Keep the images out and copy every entry below exactly.

Data for processing:
--- Begin ---

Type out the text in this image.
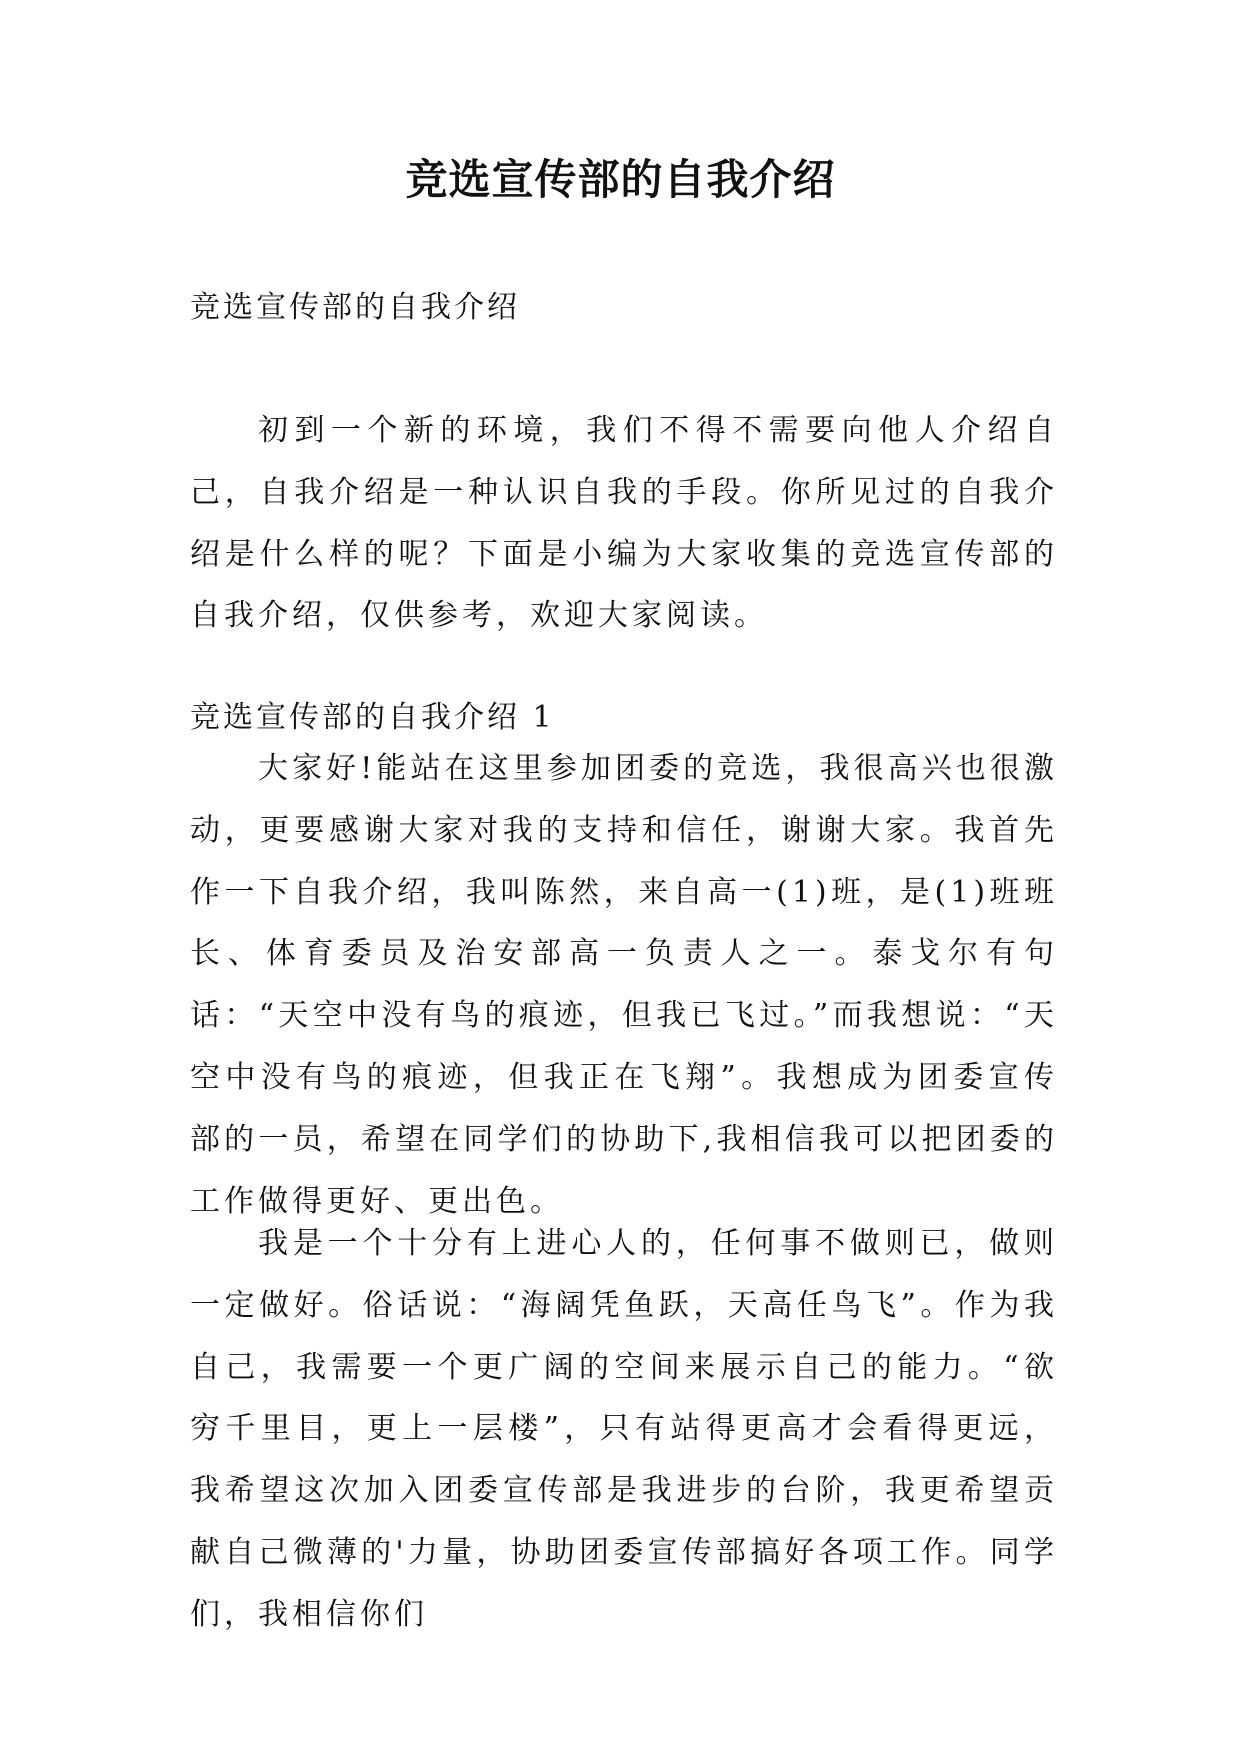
竞选宣传部的自我介绍
竞选宣传部的自我介绍

初到一个新的环境，我们不得不需要向他人介绍自己，自我介绍是一种认识自我的手段。你所见过的自我介绍是什么样的呢？下面是小编为大家收集的竞选宣传部的自我介绍，仅供参考，欢迎大家阅读。

竞选宣传部的自我介绍 1

大家好!能站在这里参加团委的竞选，我很高兴也很激动，更要感谢大家对我的支持和信任，谢谢大家。我首先作一下自我介绍，我叫陈然，来自高一(1)班，是(1)班班长、体育委员及治安部高一负责人之一。泰戈尔有句话：“天空中没有鸟的痕迹，但我已飞过。”而我想说：“天空中没有鸟的痕迹，但我正在飞翔”。我想成为团委宣传部的一员，希望在同学们的协助下,我相信我可以把团委的工作做得更好、更出色。

我是一个十分有上进心人的，任何事不做则已，做则一定做好。俗话说：“海阔凭鱼跃，天高任鸟飞”。作为我自己，我需要一个更广阔的空间来展示自己的能力。“欲穷千里目，更上一层楼”，只有站得更高才会看得更远，我希望这次加入团委宣传部是我进步的台阶，我更希望贡献自己微薄的'力量，协助团委宣传部搞好各项工作。同学们，我相信你们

--- End ---

Output of the task:
Type out the text in this image.
竞选宣传部的自我介绍
竞选宣传部的自我介绍

初到一个新的环境，我们不得不需要向他人介绍自己，自我介绍是一种认识自我的手段。你所见过的自我介绍是什么样的呢？下面是小编为大家收集的竞选宣传部的自我介绍，仅供参考，欢迎大家阅读。

竞选宣传部的自我介绍 1

大家好!能站在这里参加团委的竞选，我很高兴也很激动，更要感谢大家对我的支持和信任，谢谢大家。我首先作一下自我介绍，我叫陈然，来自高一(1)班，是(1)班班长、体育委员及治安部高一负责人之一。泰戈尔有句话：“天空中没有鸟的痕迹，但我已飞过。”而我想说：“天空中没有鸟的痕迹，但我正在飞翔”。我想成为团委宣传部的一员，希望在同学们的协助下,我相信我可以把团委的工作做得更好、更出色。

我是一个十分有上进心人的，任何事不做则已，做则一定做好。俗话说：“海阔凭鱼跃，天高任鸟飞”。作为我自己，我需要一个更广阔的空间来展示自己的能力。“欲穷千里目，更上一层楼”，只有站得更高才会看得更远，我希望这次加入团委宣传部是我进步的台阶，我更希望贡献自己微薄的'力量，协助团委宣传部搞好各项工作。同学们，我相信你们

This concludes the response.